* start *

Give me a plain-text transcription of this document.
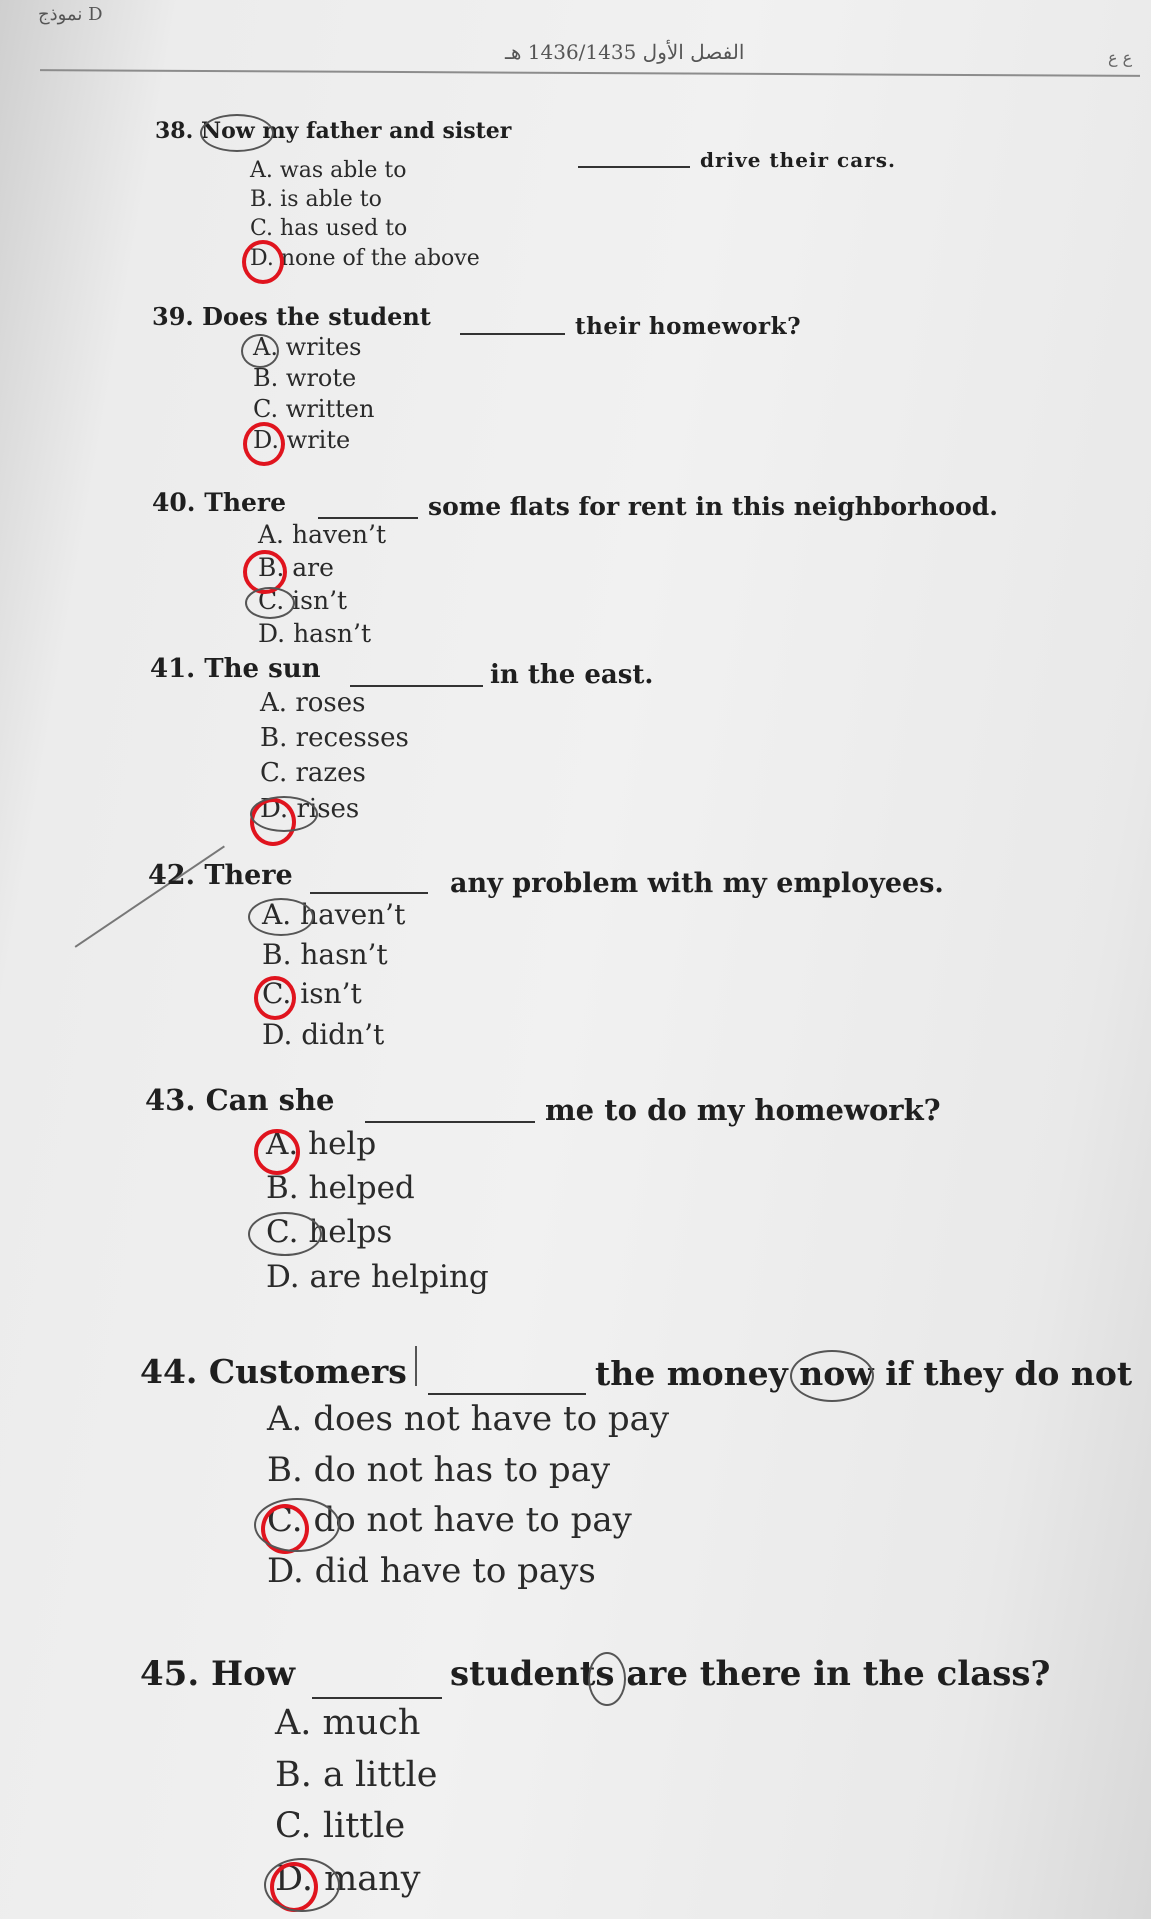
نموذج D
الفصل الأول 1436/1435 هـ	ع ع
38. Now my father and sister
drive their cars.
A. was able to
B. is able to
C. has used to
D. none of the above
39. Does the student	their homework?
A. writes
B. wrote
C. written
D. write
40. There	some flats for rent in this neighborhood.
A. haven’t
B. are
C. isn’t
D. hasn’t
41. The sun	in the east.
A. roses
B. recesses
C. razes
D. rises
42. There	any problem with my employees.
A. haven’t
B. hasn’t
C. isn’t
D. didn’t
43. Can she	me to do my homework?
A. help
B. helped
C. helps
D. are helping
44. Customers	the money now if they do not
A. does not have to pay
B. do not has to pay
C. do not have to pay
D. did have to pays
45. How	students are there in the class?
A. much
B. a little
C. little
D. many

* end *
* start *

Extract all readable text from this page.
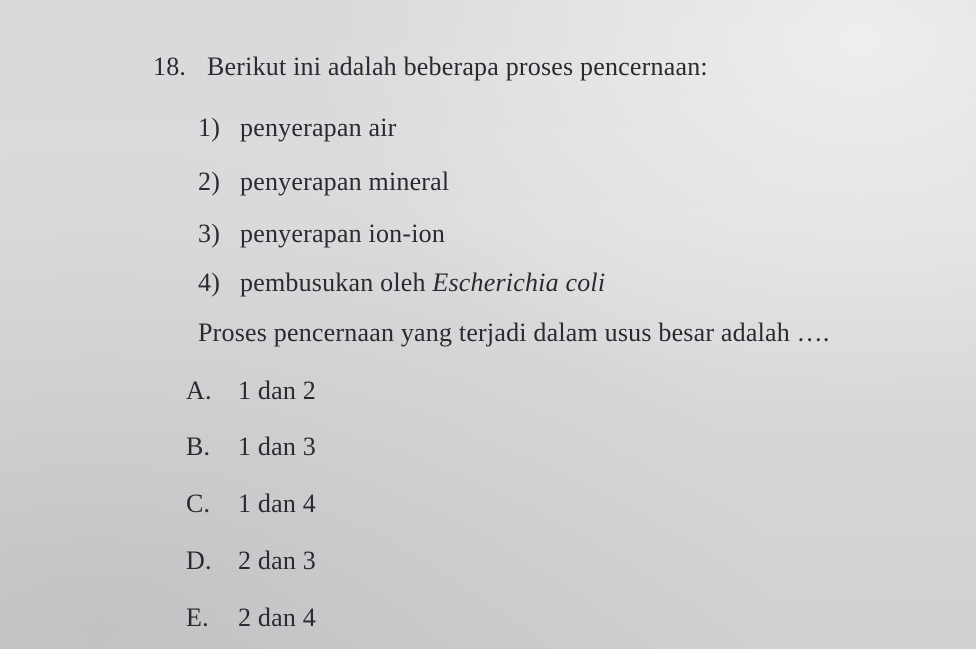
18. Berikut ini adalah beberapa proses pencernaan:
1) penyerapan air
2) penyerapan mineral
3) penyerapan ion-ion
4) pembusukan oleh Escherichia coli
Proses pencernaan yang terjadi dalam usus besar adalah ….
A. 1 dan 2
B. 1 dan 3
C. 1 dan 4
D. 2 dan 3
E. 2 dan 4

* end *

=== OBJECTIVE ===
Count the lines in the entries above that include the string "adalah", then give only that figure.

=== SOLUTION FOR THIS PROBLEM ===
2